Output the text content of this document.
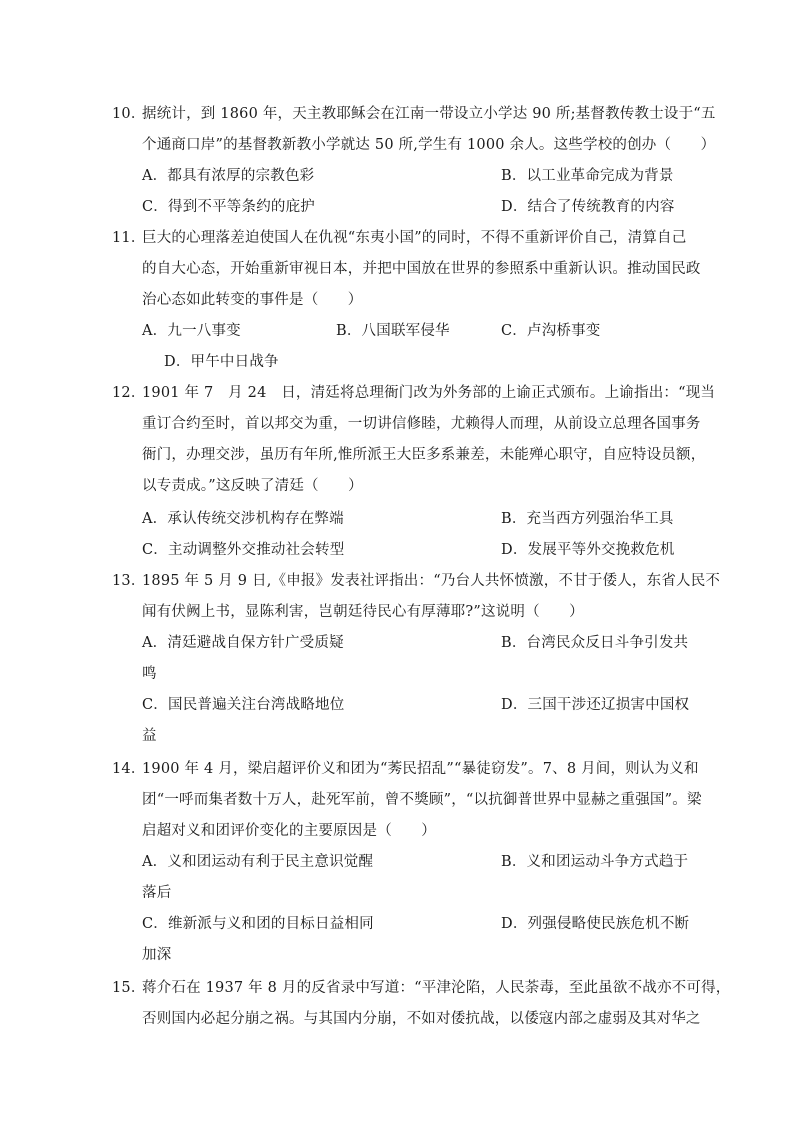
10．
据统计，到 1860 年，天主教耶稣会在江南一带设立小学达 90 所;基督教传教士设于“五
个通商口岸”的基督教新教小学就达 50 所,学生有 1000 余人。这些学校的创办（　　）
A．都具有浓厚的宗教色彩	B．以工业革命完成为背景
C．得到不平等条约的庇护	D．结合了传统教育的内容
11．
巨大的心理落差迫使国人在仇视“东夷小国”的同时，不得不重新评价自己，清算自己
的自大心态，开始重新审视日本，并把中国放在世界的参照系中重新认识。推动国民政
治心态如此转变的事件是（　　）
A．九一八事变	B．八国联军侵华	C．卢沟桥事变
D．甲午中日战争
12．
1901 年 7　月 24　日，清廷将总理衙门改为外务部的上谕正式颁布。上谕指出：“现当
重订合约至时，首以邦交为重，一切讲信修睦，尤赖得人而理，从前设立总理各国事务
衙门，办理交涉，虽历有年所,惟所派王大臣多系兼差，未能殚心职守，自应特设员额，
以专责成。”这反映了清廷（　　）
A．承认传统交涉机构存在弊端	B．充当西方列强治华工具
C．主动调整外交推动社会转型	D．发展平等外交挽救危机
13．
1895 年 5 月 9 日,《申报》发表社评指出：“乃台人共怀愤激，不甘于倭人，东省人民不
闻有伏阙上书，显陈利害，岂朝廷待民心有厚薄耶?”这说明（　　）
A．清廷避战自保方针广受质疑	B．台湾民众反日斗争引发共
鸣
C．国民普遍关注台湾战略地位	D．三国干涉还辽损害中国权
益
14．
1900 年 4 月，梁启超评价义和团为“莠民招乱”“暴徒窃发”。7、8 月间，则认为义和
团“一呼而集者数十万人，赴死军前，曾不獎顾”，“以抗御普世界中显赫之重强国”。梁
启超对义和团评价变化的主要原因是（　　）
A．义和团运动有利于民主意识觉醒	B．义和团运动斗争方式趋于
落后
C．维新派与义和团的目标日益相同	D．列强侵略使民族危机不断
加深
15．
蒋介石在 1937 年 8 月的反省录中写道：“平津沦陷，人民荼毒，至此虽欲不战亦不可得，
否则国内必起分崩之祸。与其国内分崩，不如对倭抗战，以倭寇内部之虚弱及其对华之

──────────

> Aim of the task: Go through the listing above and write it out again exactly, dropping the pictures.

> Solution to this task:
Output the text content of this document.
10．
据统计，到 1860 年，天主教耶稣会在江南一带设立小学达 90 所;基督教传教士设于“五
个通商口岸”的基督教新教小学就达 50 所,学生有 1000 余人。这些学校的创办（　　）
A．都具有浓厚的宗教色彩	B．以工业革命完成为背景
C．得到不平等条约的庇护	D．结合了传统教育的内容
11．
巨大的心理落差迫使国人在仇视“东夷小国”的同时，不得不重新评价自己，清算自己
的自大心态，开始重新审视日本，并把中国放在世界的参照系中重新认识。推动国民政
治心态如此转变的事件是（　　）
A．九一八事变	B．八国联军侵华	C．卢沟桥事变
D．甲午中日战争
12．
1901 年 7　月 24　日，清廷将总理衙门改为外务部的上谕正式颁布。上谕指出：“现当
重订合约至时，首以邦交为重，一切讲信修睦，尤赖得人而理，从前设立总理各国事务
衙门，办理交涉，虽历有年所,惟所派王大臣多系兼差，未能殚心职守，自应特设员额，
以专责成。”这反映了清廷（　　）
A．承认传统交涉机构存在弊端	B．充当西方列强治华工具
C．主动调整外交推动社会转型	D．发展平等外交挽救危机
13．
1895 年 5 月 9 日,《申报》发表社评指出：“乃台人共怀愤激，不甘于倭人，东省人民不
闻有伏阙上书，显陈利害，岂朝廷待民心有厚薄耶?”这说明（　　）
A．清廷避战自保方针广受质疑	B．台湾民众反日斗争引发共
鸣
C．国民普遍关注台湾战略地位	D．三国干涉还辽损害中国权
益
14．
1900 年 4 月，梁启超评价义和团为“莠民招乱”“暴徒窃发”。7、8 月间，则认为义和
团“一呼而集者数十万人，赴死军前，曾不獎顾”，“以抗御普世界中显赫之重强国”。梁
启超对义和团评价变化的主要原因是（　　）
A．义和团运动有利于民主意识觉醒	B．义和团运动斗争方式趋于
落后
C．维新派与义和团的目标日益相同	D．列强侵略使民族危机不断
加深
15．
蒋介石在 1937 年 8 月的反省录中写道：“平津沦陷，人民荼毒，至此虽欲不战亦不可得，
否则国内必起分崩之祸。与其国内分崩，不如对倭抗战，以倭寇内部之虚弱及其对华之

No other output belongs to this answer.